### Supplied material:
* * *

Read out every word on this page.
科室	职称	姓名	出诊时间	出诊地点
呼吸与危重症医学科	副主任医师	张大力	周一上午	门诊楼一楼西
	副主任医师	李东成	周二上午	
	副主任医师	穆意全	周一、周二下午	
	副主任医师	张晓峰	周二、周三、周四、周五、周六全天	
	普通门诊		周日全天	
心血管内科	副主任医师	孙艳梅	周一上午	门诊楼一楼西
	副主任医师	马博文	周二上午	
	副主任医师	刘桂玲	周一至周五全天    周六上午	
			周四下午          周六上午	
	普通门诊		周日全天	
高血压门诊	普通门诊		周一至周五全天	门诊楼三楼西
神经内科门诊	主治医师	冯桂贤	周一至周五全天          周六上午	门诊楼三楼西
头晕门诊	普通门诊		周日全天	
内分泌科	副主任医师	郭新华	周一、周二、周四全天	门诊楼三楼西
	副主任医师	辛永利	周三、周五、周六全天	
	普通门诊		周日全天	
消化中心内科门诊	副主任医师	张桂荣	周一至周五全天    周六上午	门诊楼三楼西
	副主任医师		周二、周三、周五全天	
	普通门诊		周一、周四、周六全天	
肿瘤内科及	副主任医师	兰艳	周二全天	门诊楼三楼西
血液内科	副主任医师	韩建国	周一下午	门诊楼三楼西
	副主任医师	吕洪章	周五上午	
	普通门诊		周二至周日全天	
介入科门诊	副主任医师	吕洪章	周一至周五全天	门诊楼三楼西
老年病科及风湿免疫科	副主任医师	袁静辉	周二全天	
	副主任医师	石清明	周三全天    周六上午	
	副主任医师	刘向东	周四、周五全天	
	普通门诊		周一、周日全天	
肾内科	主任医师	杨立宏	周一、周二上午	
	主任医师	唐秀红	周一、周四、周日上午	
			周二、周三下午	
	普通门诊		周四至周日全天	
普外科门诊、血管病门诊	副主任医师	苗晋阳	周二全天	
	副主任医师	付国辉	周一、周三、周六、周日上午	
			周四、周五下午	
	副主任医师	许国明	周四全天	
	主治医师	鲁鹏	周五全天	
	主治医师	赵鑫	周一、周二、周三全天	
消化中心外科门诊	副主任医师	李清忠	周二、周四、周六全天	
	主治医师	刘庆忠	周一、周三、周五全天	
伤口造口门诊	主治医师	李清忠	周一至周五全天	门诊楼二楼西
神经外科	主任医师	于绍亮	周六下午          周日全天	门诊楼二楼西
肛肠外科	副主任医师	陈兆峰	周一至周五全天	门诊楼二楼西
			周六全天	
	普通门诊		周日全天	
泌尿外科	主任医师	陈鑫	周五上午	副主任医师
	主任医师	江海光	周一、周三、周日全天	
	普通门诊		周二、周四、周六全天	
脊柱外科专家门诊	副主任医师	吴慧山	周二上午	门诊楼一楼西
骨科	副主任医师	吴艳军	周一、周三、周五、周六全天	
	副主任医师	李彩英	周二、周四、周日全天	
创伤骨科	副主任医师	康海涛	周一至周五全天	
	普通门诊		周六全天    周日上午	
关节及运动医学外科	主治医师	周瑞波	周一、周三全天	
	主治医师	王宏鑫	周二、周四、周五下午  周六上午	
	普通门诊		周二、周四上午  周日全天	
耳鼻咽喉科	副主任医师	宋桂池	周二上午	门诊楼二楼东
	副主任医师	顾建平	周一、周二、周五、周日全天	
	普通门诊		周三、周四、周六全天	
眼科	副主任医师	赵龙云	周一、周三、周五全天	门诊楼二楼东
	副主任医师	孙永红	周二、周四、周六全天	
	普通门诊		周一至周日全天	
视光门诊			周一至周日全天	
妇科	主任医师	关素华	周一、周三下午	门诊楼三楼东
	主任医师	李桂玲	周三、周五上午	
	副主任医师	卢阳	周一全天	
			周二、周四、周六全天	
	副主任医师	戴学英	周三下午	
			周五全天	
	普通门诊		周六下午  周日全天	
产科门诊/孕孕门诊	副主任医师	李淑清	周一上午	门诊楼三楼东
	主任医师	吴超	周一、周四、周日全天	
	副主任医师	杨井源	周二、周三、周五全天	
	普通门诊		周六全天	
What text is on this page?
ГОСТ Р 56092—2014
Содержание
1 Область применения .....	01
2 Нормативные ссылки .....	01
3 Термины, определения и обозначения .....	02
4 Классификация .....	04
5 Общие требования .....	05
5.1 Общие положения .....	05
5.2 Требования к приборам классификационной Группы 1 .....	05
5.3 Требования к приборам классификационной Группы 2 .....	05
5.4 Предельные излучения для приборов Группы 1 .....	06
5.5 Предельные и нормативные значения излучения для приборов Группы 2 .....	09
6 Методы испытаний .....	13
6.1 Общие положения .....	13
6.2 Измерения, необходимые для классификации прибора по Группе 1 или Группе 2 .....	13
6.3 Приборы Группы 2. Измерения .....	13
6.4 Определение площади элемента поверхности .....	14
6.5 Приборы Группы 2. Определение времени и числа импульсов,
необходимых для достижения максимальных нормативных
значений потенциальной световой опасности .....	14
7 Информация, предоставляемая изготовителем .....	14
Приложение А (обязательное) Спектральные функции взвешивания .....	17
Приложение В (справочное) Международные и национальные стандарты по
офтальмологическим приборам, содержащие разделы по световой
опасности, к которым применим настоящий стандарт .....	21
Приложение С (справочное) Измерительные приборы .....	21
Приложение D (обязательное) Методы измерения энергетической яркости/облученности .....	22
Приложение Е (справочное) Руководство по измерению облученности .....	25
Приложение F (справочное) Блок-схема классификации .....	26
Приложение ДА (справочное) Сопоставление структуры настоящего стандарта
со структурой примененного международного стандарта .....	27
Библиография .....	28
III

* * *

### Your instructions:
Using the entries above, return each line that includes the word "световой".

### The result:
значений потенциальной световой опасности .....	14
офтальмологическим приборам, содержащие разделы по световой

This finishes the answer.